# WHAT YOU SHOULD DO
Go through the listing and copy every line word for word.

▼

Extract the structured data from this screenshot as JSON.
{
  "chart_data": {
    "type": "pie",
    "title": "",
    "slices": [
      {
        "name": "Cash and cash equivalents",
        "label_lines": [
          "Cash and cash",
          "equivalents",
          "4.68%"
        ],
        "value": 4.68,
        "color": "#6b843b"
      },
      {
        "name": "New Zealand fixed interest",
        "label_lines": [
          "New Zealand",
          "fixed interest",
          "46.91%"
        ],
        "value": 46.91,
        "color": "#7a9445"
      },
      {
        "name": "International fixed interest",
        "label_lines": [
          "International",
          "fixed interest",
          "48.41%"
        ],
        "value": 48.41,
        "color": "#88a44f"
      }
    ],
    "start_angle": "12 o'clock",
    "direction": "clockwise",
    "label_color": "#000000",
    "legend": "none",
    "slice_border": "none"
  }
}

▲

# WRITTEN SOLUTION
Extract the structured data from this screenshot as JSON.
{
  "chart_data": {
    "type": "pie",
    "title": "",
    "slices": [
      {
        "name": "Cash and cash equivalents",
        "label_lines": [
          "Cash and cash",
          "equivalents",
          "4.68%"
        ],
        "value": 4.68,
        "color": "#6b843b"
      },
      {
        "name": "New Zealand fixed interest",
        "label_lines": [
          "New Zealand",
          "fixed interest",
          "46.91%"
        ],
        "value": 46.91,
        "color": "#7a9445"
      },
      {
        "name": "International fixed interest",
        "label_lines": [
          "International",
          "fixed interest",
          "48.41%"
        ],
        "value": 48.41,
        "color": "#88a44f"
      }
    ],
    "start_angle": "12 o'clock",
    "direction": "clockwise",
    "label_color": "#000000",
    "legend": "none",
    "slice_border": "none"
  }
}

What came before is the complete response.